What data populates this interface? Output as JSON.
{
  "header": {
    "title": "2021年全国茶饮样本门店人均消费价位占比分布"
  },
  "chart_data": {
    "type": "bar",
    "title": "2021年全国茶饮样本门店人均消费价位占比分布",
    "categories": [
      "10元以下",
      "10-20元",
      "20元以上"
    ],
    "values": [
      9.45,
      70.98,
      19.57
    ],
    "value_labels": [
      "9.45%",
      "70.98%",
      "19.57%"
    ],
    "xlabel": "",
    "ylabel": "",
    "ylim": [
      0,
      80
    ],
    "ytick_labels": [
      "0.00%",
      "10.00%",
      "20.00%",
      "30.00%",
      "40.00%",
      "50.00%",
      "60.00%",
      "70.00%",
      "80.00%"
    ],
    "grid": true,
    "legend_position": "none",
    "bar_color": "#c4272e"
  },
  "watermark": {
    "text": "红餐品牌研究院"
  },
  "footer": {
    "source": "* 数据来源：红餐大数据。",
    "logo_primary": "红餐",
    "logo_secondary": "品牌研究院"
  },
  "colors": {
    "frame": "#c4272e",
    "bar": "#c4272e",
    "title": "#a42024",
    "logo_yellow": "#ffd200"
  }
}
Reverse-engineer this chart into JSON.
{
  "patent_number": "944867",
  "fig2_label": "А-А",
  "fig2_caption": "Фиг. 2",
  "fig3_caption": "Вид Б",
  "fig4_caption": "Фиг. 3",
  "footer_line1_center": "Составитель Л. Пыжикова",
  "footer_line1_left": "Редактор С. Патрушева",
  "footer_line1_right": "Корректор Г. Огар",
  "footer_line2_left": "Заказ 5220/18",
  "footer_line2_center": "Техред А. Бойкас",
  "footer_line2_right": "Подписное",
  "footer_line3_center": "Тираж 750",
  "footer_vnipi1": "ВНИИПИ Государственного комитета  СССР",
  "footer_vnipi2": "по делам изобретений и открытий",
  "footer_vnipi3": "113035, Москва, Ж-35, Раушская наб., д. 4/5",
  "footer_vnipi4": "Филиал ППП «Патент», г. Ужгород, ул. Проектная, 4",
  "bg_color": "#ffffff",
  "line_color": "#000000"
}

·····

> _TASK OBJECTIVE_
Check every line of the listing for the string "title" and report how many lines have it, as a number alone.

> _TASK RESULT_
3